What to produce ::
Using the entries below, restate word for word only the lines from the one with "Transcribe this image's" to the final line, leaving the pictures out.

Exercise materials ::
□ □ □ □

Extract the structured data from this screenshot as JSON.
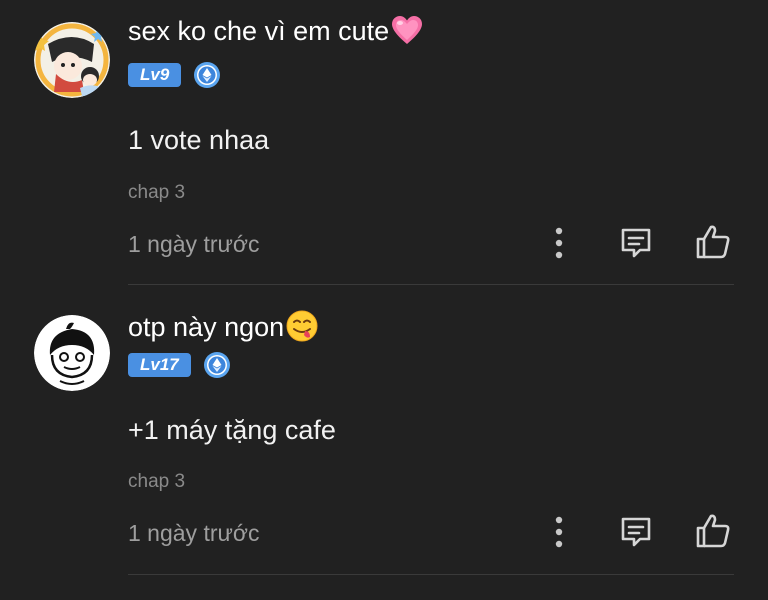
{
  "comments": [
    {
      "username": "sex ko che vì em cute",
      "username_emoji": "pink-heart",
      "level": "Lv9",
      "verified_icon": "ethereum-badge-icon",
      "content": "1 vote nhaa",
      "chapter": "chap 3",
      "time": "1 ngày trước"
    },
    {
      "username": "otp này ngon",
      "username_emoji": "yum-face",
      "level": "Lv17",
      "verified_icon": "ethereum-badge-icon",
      "content": "+1 máy tặng cafe",
      "chapter": "chap 3",
      "time": "1 ngày trước"
    }
  ],
  "colors": {
    "background": "#212121",
    "level_badge": "#4a90e2",
    "muted_text": "#9e9e9e",
    "divider": "#3a3a3a"
  }
}
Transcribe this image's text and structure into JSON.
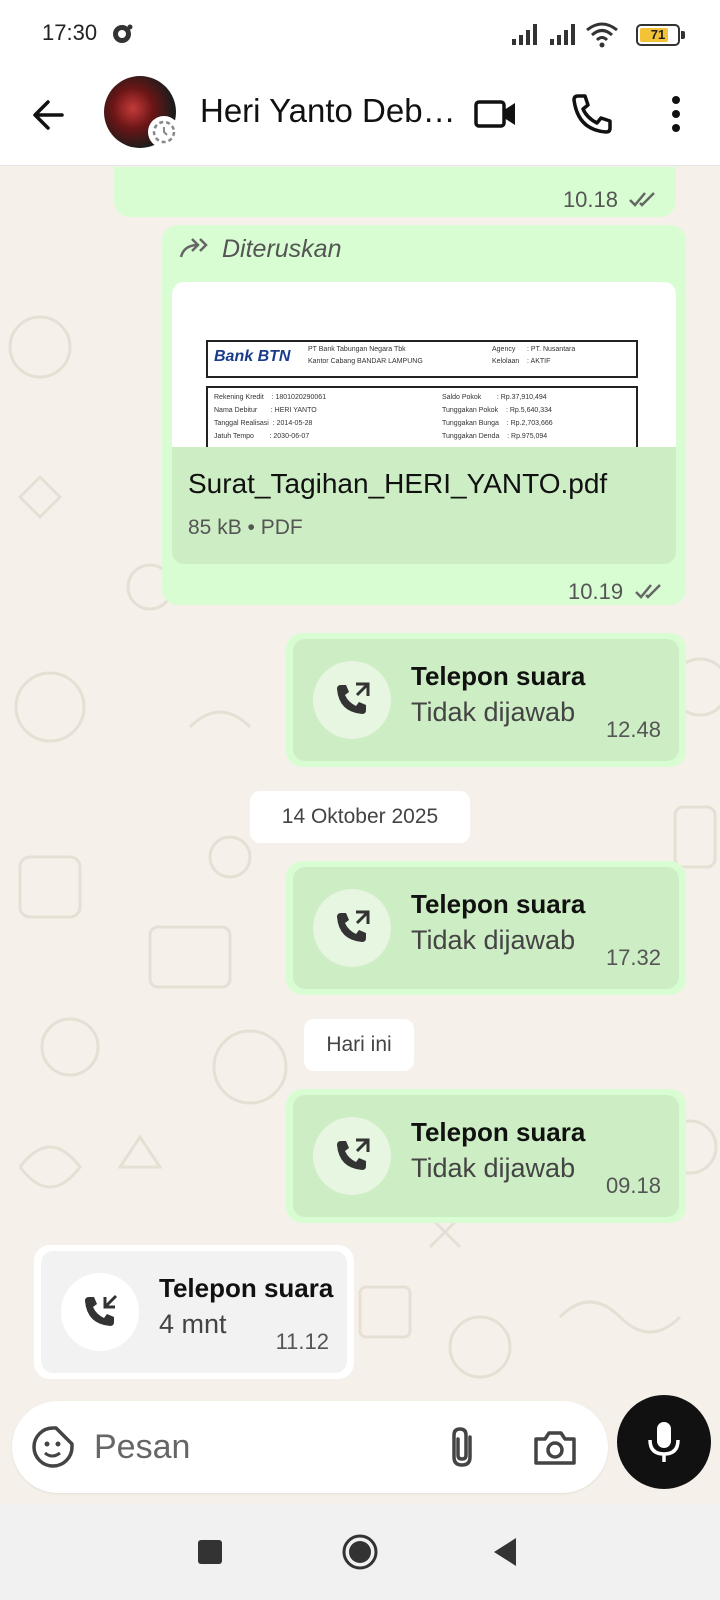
{
  "status_bar": {
    "time": "17:30",
    "battery_level": "71",
    "icons": [
      "dnd-icon",
      "signal-icon",
      "signal-icon",
      "wifi-icon",
      "battery-icon"
    ]
  },
  "header": {
    "contact_name": "Heri Yanto Deb…",
    "icons": [
      "back-arrow-icon",
      "video-call-icon",
      "voice-call-icon",
      "more-vert-icon"
    ]
  },
  "messages": {
    "top_partial": {
      "time": "10.18",
      "status": "read"
    },
    "forwarded_doc": {
      "forwarded_label": "Diteruskan",
      "preview": {
        "bank_logo": "Bank BTN",
        "header_lines": [
          "PT Bank Tabungan Negara Tbk",
          "Kantor Cabang BANDAR LAMPUNG"
        ],
        "header_right": [
          "Agency      : PT. Nusantara",
          "Kelolaan    : AKTIF"
        ],
        "rows_left": [
          "Rekening Kredit    : 1801020290061",
          "Nama Debitur       : HERI YANTO",
          "Tanggal Realisasi  : 2014-05-28",
          "Jatuh Tempo        : 2030-06-07"
        ],
        "rows_right": [
          "Saldo Pokok        : Rp.37,910,494",
          "Tunggakan Pokok    : Rp.5,640,334",
          "Tunggakan Bunga    : Rp.2,703,666",
          "Tunggakan Denda    : Rp.975,094"
        ]
      },
      "file_name": "Surat_Tagihan_HERI_YANTO.pdf",
      "file_info": "85 kB • PDF",
      "time": "10.19"
    },
    "call_1": {
      "title": "Telepon suara",
      "subtitle": "Tidak dijawab",
      "time": "12.48"
    },
    "date_1": "14 Oktober 2025",
    "call_2": {
      "title": "Telepon suara",
      "subtitle": "Tidak dijawab",
      "time": "17.32"
    },
    "date_2": "Hari ini",
    "call_3": {
      "title": "Telepon suara",
      "subtitle": "Tidak dijawab",
      "time": "09.18"
    },
    "call_4": {
      "title": "Telepon suara",
      "subtitle": "4 mnt",
      "time": "11.12"
    }
  },
  "composer": {
    "placeholder": "Pesan",
    "icons": [
      "sticker-icon",
      "attach-icon",
      "camera-icon",
      "mic-icon"
    ]
  },
  "colors": {
    "outgoing_bubble": "#d9fdd3",
    "call_card": "#cdeec4",
    "chat_bg": "#f5f1ea",
    "read_tick": "#53bdeb"
  }
}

□ □ □ □

Answer below ::
Transcribe this image's text and structure into JSON.
{
  "status_bar": {
    "time": "17:30",
    "battery_level": "71",
    "icons": [
      "dnd-icon",
      "signal-icon",
      "signal-icon",
      "wifi-icon",
      "battery-icon"
    ]
  },
  "header": {
    "contact_name": "Heri Yanto Deb…",
    "icons": [
      "back-arrow-icon",
      "video-call-icon",
      "voice-call-icon",
      "more-vert-icon"
    ]
  },
  "messages": {
    "top_partial": {
      "time": "10.18",
      "status": "read"
    },
    "forwarded_doc": {
      "forwarded_label": "Diteruskan",
      "preview": {
        "bank_logo": "Bank BTN",
        "header_lines": [
          "PT Bank Tabungan Negara Tbk",
          "Kantor Cabang BANDAR LAMPUNG"
        ],
        "header_right": [
          "Agency      : PT. Nusantara",
          "Kelolaan    : AKTIF"
        ],
        "rows_left": [
          "Rekening Kredit    : 1801020290061",
          "Nama Debitur       : HERI YANTO",
          "Tanggal Realisasi  : 2014-05-28",
          "Jatuh Tempo        : 2030-06-07"
        ],
        "rows_right": [
          "Saldo Pokok        : Rp.37,910,494",
          "Tunggakan Pokok    : Rp.5,640,334",
          "Tunggakan Bunga    : Rp.2,703,666",
          "Tunggakan Denda    : Rp.975,094"
        ]
      },
      "file_name": "Surat_Tagihan_HERI_YANTO.pdf",
      "file_info": "85 kB • PDF",
      "time": "10.19"
    },
    "call_1": {
      "title": "Telepon suara",
      "subtitle": "Tidak dijawab",
      "time": "12.48"
    },
    "date_1": "14 Oktober 2025",
    "call_2": {
      "title": "Telepon suara",
      "subtitle": "Tidak dijawab",
      "time": "17.32"
    },
    "date_2": "Hari ini",
    "call_3": {
      "title": "Telepon suara",
      "subtitle": "Tidak dijawab",
      "time": "09.18"
    },
    "call_4": {
      "title": "Telepon suara",
      "subtitle": "4 mnt",
      "time": "11.12"
    }
  },
  "composer": {
    "placeholder": "Pesan",
    "icons": [
      "sticker-icon",
      "attach-icon",
      "camera-icon",
      "mic-icon"
    ]
  },
  "colors": {
    "outgoing_bubble": "#d9fdd3",
    "call_card": "#cdeec4",
    "chat_bg": "#f5f1ea",
    "read_tick": "#53bdeb"
  }
}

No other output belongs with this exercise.